(Data tied to figure images)
_ _ _ _ _

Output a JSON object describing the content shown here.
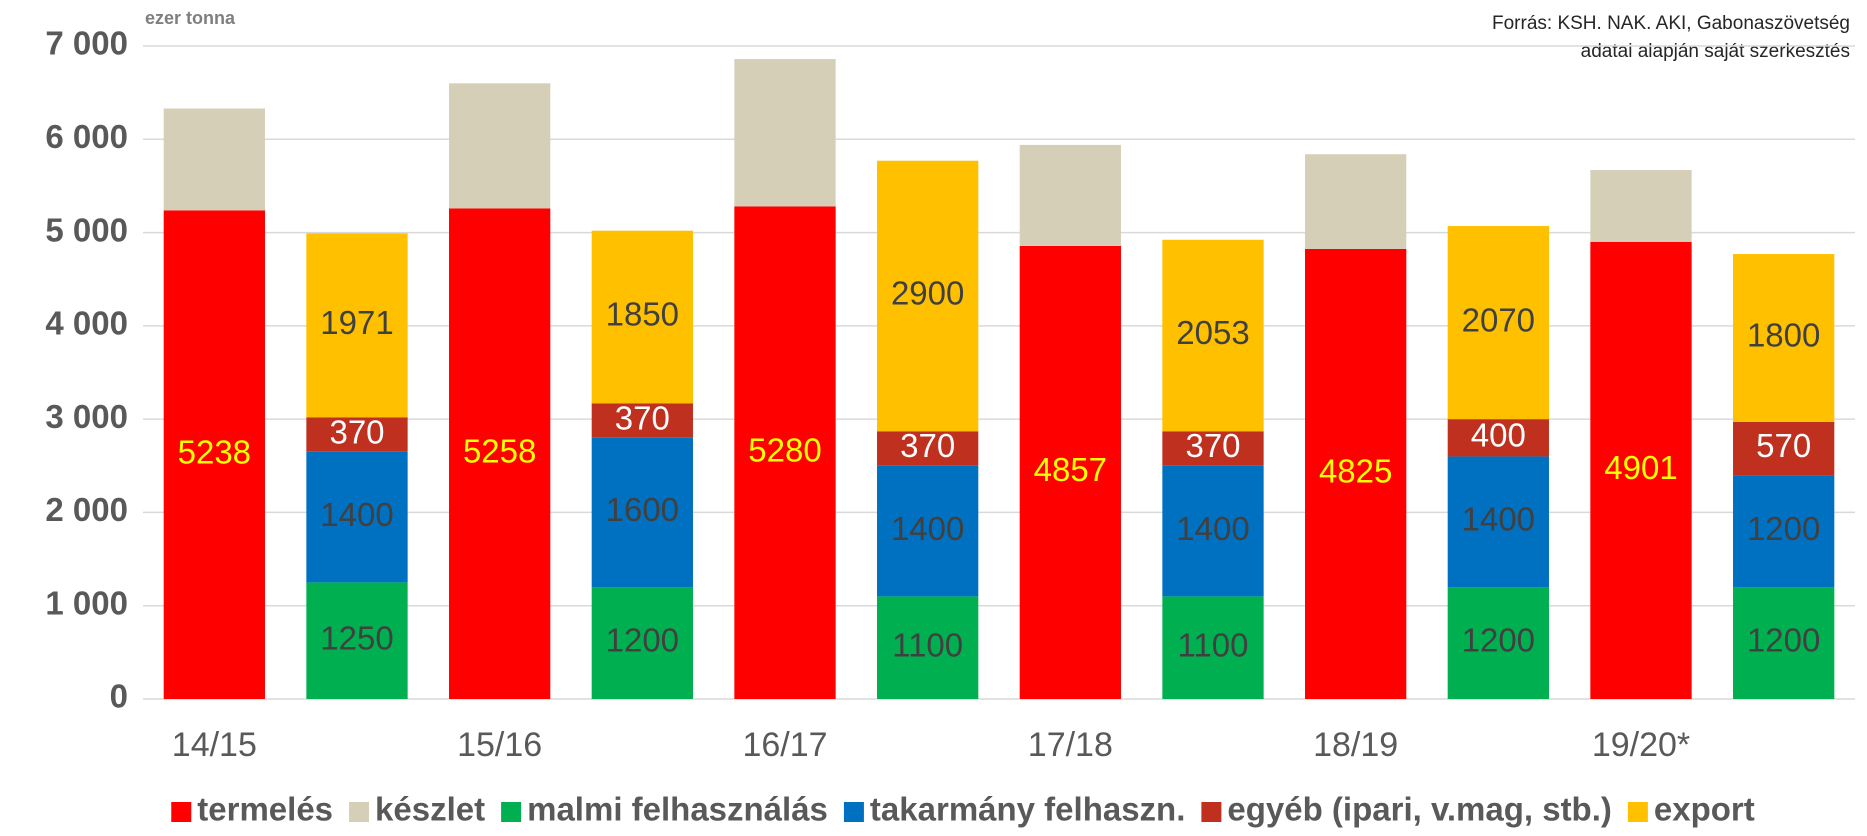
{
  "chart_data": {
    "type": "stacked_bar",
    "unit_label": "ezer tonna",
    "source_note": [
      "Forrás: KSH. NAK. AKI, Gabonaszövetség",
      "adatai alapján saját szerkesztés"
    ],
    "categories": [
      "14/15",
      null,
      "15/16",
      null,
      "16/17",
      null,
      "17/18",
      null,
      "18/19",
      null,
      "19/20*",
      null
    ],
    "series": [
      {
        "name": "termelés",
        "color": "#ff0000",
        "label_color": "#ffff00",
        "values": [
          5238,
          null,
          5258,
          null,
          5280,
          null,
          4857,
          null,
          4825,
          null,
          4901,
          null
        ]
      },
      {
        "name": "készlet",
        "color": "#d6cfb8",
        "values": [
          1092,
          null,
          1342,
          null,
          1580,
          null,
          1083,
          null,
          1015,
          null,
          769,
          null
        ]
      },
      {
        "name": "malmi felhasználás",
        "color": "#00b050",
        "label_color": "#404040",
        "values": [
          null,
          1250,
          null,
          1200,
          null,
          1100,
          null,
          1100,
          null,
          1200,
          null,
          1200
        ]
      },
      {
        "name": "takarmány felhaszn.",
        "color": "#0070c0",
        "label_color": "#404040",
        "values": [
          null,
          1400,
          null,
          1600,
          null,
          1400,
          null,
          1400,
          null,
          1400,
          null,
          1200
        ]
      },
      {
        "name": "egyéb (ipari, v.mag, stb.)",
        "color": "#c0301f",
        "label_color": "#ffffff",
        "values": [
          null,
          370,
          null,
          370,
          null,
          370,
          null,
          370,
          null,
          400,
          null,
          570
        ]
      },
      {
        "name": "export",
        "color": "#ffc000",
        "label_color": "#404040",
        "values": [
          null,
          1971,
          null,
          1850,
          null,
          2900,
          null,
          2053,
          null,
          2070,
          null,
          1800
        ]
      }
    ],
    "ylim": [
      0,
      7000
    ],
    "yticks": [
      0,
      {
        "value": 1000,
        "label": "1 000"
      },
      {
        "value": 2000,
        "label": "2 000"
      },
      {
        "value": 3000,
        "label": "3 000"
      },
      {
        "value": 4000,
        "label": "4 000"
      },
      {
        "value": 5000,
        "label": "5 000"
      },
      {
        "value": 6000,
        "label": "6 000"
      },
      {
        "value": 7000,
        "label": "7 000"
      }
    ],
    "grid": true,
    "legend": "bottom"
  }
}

_ _ _ _ _

* [WHAT YOU HAVE TO DO]: Using the listing above, pick out each line that contains the word "name", then copy it.

* [COMPLETED EXERCISE]:
        "name": "termelés",
        "name": "készlet",
        "name": "malmi felhasználás",
        "name": "takarmány felhaszn.",
        "name": "egyéb (ipari, v.mag, stb.)",
        "name": "export",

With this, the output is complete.